▶ _Problem statement_
Wherever the word "name" appears in the entries, copy the whole line.

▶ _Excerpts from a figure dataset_

__________

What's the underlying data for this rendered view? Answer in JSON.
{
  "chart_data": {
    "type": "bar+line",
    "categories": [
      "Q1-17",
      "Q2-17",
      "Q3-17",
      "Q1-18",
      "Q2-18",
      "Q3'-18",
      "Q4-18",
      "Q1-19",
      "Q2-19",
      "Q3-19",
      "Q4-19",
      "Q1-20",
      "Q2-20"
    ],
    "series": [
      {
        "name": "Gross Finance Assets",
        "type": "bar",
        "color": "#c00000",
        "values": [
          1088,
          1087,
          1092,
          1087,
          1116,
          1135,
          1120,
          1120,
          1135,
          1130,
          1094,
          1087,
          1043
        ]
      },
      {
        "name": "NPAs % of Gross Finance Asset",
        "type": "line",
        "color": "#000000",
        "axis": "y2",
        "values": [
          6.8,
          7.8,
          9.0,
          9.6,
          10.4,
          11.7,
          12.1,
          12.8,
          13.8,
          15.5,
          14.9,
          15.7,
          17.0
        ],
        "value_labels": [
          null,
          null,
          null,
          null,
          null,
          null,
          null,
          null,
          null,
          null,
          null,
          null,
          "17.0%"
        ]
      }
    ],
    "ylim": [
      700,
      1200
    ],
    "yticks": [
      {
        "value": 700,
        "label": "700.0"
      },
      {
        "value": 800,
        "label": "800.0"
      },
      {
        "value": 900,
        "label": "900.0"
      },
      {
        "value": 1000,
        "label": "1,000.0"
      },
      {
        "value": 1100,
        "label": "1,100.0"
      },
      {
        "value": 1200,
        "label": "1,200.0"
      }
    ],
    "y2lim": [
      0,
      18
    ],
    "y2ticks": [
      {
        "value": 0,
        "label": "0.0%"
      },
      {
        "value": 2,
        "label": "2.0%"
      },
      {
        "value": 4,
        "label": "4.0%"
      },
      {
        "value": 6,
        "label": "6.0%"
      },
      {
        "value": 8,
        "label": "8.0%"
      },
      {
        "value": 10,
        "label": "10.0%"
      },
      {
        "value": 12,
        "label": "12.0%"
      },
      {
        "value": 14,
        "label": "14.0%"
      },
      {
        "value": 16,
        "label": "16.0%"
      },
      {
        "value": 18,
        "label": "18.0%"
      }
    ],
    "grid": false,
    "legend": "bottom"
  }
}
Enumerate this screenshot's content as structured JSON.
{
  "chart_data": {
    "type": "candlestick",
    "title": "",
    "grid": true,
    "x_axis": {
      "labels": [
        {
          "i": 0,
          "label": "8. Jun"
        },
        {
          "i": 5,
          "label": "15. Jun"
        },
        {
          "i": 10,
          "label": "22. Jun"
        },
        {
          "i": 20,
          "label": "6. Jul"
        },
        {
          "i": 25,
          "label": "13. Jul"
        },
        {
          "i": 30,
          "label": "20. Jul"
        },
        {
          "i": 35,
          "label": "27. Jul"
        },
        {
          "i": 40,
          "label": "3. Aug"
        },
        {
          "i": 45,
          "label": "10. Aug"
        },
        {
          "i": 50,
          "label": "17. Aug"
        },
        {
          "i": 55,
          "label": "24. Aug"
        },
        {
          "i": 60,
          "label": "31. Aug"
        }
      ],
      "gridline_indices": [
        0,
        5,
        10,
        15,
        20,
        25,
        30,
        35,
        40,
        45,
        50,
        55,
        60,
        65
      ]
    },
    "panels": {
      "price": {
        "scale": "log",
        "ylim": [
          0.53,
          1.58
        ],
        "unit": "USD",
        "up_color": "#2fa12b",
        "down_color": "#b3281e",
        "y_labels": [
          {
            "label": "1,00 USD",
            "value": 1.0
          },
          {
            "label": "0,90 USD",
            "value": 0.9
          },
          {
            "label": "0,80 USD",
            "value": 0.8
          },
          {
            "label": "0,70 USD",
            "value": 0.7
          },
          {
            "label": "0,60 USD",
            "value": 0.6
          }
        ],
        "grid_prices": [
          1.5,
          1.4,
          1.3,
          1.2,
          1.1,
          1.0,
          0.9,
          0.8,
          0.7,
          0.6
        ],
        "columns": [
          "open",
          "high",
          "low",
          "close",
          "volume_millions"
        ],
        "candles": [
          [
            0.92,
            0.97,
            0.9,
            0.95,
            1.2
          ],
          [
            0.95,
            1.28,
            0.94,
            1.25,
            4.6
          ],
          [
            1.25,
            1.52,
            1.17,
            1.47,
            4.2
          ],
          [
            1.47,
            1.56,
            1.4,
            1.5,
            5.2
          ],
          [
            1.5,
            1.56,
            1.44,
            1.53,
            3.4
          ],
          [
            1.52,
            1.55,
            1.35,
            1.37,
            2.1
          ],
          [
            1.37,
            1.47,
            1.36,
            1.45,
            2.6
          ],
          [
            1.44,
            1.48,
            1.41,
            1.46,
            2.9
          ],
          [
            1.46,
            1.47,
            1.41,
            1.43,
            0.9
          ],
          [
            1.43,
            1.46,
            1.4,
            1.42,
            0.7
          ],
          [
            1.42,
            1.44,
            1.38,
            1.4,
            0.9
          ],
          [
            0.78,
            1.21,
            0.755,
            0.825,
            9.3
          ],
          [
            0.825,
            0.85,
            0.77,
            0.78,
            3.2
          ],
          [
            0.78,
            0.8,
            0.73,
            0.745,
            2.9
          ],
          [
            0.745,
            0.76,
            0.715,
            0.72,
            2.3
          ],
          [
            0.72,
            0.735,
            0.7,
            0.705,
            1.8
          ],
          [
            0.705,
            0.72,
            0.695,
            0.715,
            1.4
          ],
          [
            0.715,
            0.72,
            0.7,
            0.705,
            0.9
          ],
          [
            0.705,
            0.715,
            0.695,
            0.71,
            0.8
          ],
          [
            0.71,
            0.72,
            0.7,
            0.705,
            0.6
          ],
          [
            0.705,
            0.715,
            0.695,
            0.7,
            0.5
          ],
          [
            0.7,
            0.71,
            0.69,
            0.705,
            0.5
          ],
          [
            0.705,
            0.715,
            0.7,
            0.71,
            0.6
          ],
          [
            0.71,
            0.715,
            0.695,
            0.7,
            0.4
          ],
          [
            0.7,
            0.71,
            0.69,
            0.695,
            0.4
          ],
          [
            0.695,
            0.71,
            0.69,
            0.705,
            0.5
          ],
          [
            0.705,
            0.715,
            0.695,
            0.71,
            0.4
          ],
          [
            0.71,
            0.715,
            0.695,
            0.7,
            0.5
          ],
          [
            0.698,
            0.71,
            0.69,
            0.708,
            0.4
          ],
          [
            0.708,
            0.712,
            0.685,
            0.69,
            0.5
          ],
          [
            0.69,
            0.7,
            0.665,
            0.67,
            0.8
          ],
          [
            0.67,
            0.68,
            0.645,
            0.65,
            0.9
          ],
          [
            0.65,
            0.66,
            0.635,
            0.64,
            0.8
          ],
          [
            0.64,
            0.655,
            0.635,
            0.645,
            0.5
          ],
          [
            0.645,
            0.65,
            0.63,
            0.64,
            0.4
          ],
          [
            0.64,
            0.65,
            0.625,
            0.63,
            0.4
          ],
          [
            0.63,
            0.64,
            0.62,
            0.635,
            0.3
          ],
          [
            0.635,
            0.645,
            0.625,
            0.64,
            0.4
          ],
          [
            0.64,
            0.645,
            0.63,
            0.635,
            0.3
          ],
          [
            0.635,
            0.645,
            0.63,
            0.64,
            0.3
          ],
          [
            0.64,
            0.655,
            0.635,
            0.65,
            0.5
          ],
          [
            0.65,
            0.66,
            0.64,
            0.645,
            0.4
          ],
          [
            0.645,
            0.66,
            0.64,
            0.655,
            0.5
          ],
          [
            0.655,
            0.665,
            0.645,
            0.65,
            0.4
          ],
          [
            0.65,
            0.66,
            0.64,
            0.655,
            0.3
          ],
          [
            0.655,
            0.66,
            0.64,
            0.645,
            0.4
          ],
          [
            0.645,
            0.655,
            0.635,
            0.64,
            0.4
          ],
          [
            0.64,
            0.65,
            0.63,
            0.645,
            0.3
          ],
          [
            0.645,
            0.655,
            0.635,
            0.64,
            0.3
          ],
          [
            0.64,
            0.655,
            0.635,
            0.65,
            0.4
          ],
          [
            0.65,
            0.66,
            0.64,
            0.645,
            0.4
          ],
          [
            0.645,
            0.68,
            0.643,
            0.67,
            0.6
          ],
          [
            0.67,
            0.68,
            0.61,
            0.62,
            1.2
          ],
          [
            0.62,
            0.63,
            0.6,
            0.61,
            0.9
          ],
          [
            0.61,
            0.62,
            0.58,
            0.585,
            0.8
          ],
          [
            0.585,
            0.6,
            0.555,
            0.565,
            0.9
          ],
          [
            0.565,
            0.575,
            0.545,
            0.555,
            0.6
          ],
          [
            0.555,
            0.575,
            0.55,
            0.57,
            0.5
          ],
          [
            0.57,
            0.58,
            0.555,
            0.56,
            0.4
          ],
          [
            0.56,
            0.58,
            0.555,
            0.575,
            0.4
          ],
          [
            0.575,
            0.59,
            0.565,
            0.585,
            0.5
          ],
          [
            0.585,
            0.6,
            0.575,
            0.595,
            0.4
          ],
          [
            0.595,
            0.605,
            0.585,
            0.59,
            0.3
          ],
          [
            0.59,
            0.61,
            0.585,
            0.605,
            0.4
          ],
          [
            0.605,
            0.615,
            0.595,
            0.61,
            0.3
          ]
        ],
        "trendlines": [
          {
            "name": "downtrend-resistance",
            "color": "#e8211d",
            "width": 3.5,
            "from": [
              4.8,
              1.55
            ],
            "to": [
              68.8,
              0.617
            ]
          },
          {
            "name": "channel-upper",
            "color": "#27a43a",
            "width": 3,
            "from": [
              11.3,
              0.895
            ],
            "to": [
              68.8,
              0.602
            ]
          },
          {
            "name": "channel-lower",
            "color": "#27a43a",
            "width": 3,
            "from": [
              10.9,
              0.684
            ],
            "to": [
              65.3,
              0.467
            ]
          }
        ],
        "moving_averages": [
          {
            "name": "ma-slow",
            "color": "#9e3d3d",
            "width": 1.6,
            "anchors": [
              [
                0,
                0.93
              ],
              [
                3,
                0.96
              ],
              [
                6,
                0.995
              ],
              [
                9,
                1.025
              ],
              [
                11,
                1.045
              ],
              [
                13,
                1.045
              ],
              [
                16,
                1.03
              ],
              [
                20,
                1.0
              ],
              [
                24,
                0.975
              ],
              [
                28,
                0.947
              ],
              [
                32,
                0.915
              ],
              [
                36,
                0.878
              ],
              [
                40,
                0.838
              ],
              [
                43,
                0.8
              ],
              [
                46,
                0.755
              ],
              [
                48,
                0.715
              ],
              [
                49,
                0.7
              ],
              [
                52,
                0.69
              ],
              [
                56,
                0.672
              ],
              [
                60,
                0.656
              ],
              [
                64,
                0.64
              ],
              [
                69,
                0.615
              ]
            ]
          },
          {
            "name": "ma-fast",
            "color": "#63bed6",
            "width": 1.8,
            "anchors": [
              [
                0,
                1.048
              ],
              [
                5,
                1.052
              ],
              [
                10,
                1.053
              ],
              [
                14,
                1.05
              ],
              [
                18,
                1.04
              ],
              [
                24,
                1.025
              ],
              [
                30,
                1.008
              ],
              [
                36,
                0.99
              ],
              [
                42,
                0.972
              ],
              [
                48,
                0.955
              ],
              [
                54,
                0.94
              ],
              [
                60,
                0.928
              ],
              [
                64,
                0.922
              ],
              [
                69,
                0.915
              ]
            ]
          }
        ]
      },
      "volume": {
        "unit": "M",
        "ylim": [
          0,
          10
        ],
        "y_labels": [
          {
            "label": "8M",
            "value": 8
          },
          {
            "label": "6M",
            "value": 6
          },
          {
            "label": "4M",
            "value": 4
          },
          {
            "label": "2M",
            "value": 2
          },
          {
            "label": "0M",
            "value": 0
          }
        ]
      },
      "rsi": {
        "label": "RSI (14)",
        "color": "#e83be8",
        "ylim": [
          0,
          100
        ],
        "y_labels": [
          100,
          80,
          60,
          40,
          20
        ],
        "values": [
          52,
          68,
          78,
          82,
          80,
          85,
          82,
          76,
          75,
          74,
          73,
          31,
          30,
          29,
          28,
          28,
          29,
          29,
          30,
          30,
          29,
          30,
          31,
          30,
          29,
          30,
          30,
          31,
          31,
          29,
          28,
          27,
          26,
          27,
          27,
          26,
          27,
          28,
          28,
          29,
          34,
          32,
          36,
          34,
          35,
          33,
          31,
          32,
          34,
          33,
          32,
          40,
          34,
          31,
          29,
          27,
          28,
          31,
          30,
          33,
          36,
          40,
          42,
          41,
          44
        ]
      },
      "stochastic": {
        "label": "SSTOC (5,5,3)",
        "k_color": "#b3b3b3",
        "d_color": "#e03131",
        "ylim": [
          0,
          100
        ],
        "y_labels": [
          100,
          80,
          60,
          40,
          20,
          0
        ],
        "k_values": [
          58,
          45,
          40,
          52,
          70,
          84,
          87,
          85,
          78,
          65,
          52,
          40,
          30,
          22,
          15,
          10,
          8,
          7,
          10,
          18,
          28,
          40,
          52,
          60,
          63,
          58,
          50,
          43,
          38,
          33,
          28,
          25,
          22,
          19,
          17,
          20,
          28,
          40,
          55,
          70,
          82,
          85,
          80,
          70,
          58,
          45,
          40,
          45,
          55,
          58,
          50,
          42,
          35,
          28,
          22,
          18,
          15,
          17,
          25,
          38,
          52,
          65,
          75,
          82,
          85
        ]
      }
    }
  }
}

__________

▶ _Exercise response_
        "name": "Gross Finance Assets",
        "name": "NPAs % of Gross Finance Asset",
            "name": "downtrend-resistance",
            "name": "channel-upper",
            "name": "channel-lower",
            "name": "ma-slow",
            "name": "ma-fast",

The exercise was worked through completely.